=== Text for analysis ===
--- START ---
So to sum up this line from the example script: When a user joins on any channel and with any hostmask, run the code located in proc ‘greet’.

Now that we told the Eggdrop what action to look for, we need to tell it what to do when that action occurs!:

proc greet {nick uhost hand chan} {

This is how we declare a Tcl proc. As we said above, this is where the magic happens. To set up the proc (this will look differently for different binds), lets refer back to the bind JOIN documentation. The second line shows procname <nick> <user@host> <handle> <channel>. Eggdrop does a lot of stuff in the background when a bind is triggered, and this is telling you how Eggdrop will present that information to you. Here, Eggdrop is telling you it is going to pass the proc you created four variables: One that contains the nickname of the person who triggered the bind (in this case, the user who joined), the user@host of that user, the handle of that user (if the user has one on the bot), and the channel that the bind was triggered on.
--- END ---
=== Supplied material ===
--- START ---
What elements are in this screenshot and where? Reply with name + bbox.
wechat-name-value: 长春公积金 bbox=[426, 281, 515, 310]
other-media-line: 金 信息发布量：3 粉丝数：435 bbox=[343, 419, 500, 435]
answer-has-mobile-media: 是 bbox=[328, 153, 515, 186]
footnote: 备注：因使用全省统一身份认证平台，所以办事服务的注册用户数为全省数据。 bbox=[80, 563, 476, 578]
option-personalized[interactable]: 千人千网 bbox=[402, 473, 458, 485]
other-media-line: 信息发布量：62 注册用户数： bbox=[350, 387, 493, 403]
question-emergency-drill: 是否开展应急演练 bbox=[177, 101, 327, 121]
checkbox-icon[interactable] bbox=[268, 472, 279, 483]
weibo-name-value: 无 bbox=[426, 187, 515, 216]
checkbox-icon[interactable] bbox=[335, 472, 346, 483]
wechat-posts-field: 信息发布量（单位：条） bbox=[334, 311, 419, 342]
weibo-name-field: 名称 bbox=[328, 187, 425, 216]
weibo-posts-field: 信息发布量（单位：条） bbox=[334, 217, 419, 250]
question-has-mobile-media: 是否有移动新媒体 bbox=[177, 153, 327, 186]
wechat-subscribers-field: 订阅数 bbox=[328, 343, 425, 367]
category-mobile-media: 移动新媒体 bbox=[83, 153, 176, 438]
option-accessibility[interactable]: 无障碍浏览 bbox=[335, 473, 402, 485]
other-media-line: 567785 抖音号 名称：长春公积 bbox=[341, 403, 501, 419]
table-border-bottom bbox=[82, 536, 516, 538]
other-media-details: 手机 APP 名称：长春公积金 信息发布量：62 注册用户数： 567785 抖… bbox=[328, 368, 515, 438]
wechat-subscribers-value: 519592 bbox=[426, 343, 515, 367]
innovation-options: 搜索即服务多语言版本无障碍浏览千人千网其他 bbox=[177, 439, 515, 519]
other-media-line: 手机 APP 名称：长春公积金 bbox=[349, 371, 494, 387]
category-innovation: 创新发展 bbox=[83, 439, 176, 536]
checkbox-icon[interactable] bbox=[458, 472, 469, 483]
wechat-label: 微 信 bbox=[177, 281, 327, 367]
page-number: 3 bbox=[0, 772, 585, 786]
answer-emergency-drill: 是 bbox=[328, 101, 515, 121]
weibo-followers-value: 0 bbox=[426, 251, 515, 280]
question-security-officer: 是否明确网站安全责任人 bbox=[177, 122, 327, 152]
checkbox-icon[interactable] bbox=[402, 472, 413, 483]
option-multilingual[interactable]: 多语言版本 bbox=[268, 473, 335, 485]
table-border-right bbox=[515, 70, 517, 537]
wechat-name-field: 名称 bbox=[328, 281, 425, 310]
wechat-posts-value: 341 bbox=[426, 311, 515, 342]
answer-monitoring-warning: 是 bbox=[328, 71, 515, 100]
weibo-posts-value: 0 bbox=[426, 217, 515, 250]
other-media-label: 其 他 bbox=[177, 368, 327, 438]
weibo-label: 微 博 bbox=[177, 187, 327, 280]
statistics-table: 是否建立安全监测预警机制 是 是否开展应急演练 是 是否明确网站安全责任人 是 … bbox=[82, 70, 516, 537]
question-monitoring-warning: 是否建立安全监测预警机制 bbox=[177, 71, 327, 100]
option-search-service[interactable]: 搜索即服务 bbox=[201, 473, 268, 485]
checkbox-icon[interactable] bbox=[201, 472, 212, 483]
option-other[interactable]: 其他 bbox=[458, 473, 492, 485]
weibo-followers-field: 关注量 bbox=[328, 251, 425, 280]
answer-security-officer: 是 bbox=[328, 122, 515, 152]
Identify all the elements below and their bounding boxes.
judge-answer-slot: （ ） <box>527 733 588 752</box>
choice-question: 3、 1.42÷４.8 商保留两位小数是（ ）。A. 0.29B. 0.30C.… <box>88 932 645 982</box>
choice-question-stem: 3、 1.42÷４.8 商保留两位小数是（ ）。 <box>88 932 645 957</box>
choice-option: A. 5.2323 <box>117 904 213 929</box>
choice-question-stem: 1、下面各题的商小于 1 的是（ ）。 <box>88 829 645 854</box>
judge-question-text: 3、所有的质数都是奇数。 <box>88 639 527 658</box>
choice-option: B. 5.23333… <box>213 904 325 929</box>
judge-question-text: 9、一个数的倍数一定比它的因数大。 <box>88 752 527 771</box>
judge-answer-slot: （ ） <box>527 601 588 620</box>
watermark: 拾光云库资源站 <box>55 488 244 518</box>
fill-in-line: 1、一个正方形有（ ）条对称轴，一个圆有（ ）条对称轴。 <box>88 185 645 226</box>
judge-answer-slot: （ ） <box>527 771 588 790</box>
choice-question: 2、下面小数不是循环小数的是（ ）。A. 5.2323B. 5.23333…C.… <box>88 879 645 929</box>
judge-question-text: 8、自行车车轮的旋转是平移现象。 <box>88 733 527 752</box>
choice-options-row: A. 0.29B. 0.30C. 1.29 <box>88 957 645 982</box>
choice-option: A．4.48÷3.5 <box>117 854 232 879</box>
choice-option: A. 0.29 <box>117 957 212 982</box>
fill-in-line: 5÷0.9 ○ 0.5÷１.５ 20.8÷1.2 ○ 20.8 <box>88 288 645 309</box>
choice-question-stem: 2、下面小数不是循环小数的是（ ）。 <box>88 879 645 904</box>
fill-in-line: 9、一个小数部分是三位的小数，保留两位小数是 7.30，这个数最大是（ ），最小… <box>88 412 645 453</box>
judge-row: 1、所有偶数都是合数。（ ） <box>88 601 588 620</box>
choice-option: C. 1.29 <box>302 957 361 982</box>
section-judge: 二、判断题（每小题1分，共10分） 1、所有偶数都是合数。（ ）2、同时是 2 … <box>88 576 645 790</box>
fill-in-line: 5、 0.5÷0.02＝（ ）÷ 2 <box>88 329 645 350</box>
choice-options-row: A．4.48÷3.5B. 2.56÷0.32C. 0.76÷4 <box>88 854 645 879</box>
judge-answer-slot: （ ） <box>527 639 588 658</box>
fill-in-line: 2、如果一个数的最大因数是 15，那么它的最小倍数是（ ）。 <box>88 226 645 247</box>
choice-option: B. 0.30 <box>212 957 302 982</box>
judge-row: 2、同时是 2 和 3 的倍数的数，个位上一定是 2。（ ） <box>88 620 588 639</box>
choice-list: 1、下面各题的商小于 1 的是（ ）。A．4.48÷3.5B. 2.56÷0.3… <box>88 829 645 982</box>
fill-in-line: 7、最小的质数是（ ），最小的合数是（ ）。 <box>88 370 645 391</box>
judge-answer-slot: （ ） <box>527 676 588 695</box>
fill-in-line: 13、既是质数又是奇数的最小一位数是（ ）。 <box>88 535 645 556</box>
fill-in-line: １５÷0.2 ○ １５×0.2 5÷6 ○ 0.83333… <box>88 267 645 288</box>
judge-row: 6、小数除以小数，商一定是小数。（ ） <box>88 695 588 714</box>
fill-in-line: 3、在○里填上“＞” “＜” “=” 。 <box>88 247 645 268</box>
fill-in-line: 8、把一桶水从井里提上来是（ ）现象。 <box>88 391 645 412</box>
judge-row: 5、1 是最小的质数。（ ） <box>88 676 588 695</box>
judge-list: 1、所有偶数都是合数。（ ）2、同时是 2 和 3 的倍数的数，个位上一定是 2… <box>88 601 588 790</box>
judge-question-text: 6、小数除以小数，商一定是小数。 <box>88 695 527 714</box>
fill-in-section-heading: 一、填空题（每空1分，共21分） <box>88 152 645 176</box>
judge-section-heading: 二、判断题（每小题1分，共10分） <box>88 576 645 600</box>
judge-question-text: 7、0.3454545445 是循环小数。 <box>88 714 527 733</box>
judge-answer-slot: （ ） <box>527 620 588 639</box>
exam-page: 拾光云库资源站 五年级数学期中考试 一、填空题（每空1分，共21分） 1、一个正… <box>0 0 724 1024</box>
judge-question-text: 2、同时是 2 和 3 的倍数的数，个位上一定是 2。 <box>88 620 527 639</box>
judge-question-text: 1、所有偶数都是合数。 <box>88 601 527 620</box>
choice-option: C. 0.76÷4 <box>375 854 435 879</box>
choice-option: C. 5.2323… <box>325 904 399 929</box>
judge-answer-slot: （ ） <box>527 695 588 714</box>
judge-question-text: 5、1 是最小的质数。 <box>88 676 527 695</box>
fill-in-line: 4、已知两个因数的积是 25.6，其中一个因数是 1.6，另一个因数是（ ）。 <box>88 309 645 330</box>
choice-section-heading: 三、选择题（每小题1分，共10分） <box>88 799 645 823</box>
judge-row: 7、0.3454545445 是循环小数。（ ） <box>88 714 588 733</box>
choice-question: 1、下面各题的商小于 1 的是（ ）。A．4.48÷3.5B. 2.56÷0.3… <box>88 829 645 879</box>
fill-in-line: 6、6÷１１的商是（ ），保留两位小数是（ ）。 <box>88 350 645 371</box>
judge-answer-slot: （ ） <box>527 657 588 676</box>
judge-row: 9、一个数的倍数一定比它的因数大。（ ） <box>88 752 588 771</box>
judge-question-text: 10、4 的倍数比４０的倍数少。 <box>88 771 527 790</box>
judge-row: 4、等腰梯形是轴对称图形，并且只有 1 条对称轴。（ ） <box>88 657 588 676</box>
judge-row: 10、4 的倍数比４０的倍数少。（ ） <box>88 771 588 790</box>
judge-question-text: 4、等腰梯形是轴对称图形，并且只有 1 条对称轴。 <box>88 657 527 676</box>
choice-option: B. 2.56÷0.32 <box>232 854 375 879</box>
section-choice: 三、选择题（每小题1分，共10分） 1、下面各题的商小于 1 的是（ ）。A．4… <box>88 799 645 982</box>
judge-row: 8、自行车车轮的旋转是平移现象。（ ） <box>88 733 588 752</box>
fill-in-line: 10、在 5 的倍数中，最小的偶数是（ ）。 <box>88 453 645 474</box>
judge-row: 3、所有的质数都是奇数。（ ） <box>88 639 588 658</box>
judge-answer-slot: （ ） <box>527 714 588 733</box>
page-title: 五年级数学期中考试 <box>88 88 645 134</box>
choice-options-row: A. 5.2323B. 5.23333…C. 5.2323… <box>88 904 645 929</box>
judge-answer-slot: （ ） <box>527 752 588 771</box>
--- END ---
=== Work to be completed ===
Carry on the Eggdrop Tcl scripting tutorial from the point where it stops. None of the entries are needed for this.

=== Result of the task ===
So let’s say someone with the nickname Geo with a hostmask of awesome@aol.com joined #sexystuff and that person is not added to the bot as a user. Eggdrop will pass 4 values to the variables you set up in that proc: The first variable will get the value “Geo”, the second “awesome@aol.com”, the third “*”, and the fourth “#sexystuff”. (That third value was a trick, we didn’t talk about that- if the user is not added to the bot, handle will get a “*” as a value). Now, let’s use those variables!:

global pmsg
global greetmsg

This is a simple one- because we’re using variables declared in the main body of the script (remember way up top?), we have to tell this proc to use that variable, not not create a new local variable for this proc.

And finally, let’s actually send a message to the user:

if {pmsg}
  putserv "PRIVMSG $nick :$greetmsg"
} else {
  putserv "PRIVMSG $chan :$greetmsg"
}

Here, we’re going to check if pmsg is true (any value that is not 0) and, if yes, send a private message to the user. If pmsg is not true (it is 0), then we will send the message to the channel. You can see that the first putserv message sends a PRIVMSG message to $nick - this is the nickname of the user that joined, and that Eggdrop stored for us in the first variable of the proc, which we called ‘nick’. The second putserv message will send a PRIVMSG message to the $chan - this is the channel the user joined, and that Eggdrop stored for us in the fourth variable of the proc, which we called ‘chan’.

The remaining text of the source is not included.